- Task 1
Please copy the passage from the string matching notes starting at "KMP's insight is" and ending at "skip ahead intelligently.".

---
# System prepended metadata

title: String Matching Algorithms — Comprehensive Notes

---

# unit 3: String Matching Algorithms — Comprehensive Notes

---

## 3.1 Knuth-Morris-Pratt (KMP) Algorithm

### 1. Definition

The **Knuth-Morris-Pratt (KMP)** algorithm is a linear-time string matching algorithm that finds all occurrences of a pattern `P` of length `m` within a text `T` of length `n`. It achieves **O(n + m)** time complexity by preprocessing the pattern to build a **failure function (LPS array)** that allows the algorithm to skip redundant comparisons after a mismatch, without ever moving the text pointer backward.

### 2. Intuition

The naive string matching algorithm has a fundamental inefficiency: after a mismatch, it restarts the comparison from the next character in the text, **discarding all information** gathered from previous matches.

KMP's insight is simple but powerful:

> When several characters of the pattern have already matched the text, we already know exactly what those text characters are — they are the same as the beginning of the pattern. We can use this knowledge to skip ahead intelligently.

**Analogy:** Imagine you're looking for the word `"ABABC"` in a text. Suppose you've matched `"ABAB"` so far, and then the next character mismatches. Instead of starting from the beginning, you notice that the last `"AB"` in your matched portion is the same as the first `"AB"` of the pattern. So you can continue matching from position 2 of the pattern, saving comparisons.

(Stored items)

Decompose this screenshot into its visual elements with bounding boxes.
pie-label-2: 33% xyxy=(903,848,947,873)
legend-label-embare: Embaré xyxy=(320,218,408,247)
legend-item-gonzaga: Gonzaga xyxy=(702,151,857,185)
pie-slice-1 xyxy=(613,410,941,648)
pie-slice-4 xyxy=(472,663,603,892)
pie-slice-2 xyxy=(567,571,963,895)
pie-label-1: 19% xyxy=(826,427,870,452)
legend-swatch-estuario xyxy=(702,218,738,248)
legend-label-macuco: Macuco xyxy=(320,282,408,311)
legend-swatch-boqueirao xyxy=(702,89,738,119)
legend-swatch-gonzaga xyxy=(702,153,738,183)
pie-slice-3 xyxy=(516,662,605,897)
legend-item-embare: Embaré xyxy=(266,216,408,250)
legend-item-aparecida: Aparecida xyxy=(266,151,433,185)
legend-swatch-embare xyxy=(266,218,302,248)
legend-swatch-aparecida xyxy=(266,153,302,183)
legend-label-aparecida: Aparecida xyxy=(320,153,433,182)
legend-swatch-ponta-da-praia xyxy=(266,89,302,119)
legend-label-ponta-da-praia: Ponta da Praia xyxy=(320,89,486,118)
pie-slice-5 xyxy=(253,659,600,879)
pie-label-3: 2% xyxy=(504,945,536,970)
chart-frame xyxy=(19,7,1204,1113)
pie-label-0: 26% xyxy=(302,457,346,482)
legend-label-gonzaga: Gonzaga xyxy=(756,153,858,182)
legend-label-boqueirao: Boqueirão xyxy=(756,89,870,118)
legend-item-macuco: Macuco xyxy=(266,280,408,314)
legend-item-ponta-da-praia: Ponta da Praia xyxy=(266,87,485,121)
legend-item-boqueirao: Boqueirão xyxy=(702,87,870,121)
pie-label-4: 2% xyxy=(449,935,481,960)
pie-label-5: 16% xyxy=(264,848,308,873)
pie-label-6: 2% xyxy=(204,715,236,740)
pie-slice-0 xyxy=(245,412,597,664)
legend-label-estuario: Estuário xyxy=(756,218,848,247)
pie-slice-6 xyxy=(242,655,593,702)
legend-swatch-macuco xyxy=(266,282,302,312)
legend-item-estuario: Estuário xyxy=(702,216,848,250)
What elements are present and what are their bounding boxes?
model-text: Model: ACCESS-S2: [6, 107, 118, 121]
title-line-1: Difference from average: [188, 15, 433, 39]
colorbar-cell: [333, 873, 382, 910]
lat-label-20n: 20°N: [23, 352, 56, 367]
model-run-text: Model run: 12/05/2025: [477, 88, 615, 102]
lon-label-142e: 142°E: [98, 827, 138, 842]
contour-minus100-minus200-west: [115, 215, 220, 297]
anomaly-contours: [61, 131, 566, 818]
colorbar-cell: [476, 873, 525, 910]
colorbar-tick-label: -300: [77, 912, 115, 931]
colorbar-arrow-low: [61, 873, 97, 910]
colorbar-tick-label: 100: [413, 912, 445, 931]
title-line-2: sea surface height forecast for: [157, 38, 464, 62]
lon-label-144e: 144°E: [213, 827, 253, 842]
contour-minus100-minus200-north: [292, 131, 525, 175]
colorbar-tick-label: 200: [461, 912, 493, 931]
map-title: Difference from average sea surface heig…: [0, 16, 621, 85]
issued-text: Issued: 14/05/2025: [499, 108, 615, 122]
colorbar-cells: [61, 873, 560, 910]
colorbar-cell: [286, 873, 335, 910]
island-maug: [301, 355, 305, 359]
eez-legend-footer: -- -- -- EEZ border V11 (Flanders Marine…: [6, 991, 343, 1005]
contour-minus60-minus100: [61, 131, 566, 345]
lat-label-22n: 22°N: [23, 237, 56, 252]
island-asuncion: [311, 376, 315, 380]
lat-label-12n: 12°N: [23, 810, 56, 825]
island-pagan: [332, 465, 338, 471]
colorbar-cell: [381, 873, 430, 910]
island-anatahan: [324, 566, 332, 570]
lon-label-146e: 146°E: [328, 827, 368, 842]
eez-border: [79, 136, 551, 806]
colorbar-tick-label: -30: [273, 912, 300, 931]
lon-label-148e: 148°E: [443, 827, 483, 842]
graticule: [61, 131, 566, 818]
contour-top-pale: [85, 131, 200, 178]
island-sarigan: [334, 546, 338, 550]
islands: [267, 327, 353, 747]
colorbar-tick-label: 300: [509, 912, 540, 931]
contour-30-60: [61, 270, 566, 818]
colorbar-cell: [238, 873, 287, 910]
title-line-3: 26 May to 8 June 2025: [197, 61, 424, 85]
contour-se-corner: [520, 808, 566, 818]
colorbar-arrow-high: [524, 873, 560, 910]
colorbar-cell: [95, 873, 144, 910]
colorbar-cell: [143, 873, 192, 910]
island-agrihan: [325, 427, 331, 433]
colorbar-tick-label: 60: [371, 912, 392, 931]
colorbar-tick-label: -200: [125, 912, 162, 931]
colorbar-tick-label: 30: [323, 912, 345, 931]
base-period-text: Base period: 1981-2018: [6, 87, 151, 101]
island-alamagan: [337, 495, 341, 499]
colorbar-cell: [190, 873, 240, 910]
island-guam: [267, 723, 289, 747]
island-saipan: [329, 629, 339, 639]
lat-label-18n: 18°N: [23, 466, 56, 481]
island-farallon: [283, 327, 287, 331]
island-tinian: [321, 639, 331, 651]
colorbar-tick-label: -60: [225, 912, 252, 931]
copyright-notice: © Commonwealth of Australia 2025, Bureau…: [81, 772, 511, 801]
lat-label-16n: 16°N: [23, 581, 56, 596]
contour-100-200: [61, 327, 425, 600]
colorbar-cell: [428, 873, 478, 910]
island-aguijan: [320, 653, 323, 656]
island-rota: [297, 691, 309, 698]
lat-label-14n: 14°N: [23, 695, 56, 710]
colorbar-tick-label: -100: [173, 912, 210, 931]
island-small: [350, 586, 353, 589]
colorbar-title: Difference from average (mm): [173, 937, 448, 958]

- Task 2
Rewrite the listing starting at its first line and ending at the line containing "pie-slice-4 xyxy=(472,663,603,892)", changing "Embaré" to "Embare" and leaving the rest as it is. Return only those lines.

- Full solution 1
KMP's insight is simple but powerful:

> When several characters of the pattern have already matched the text, we already know exactly what those text characters are — they are the same as the beginning of the pattern. We can use this knowledge to skip ahead intelligently.

- Full solution 2
Decompose this screenshot into its visual elements with bounding boxes.
pie-label-2: 33% xyxy=(903,848,947,873)
legend-label-embare: Embare xyxy=(320,218,408,247)
legend-item-gonzaga: Gonzaga xyxy=(702,151,857,185)
pie-slice-1 xyxy=(613,410,941,648)
pie-slice-4 xyxy=(472,663,603,892)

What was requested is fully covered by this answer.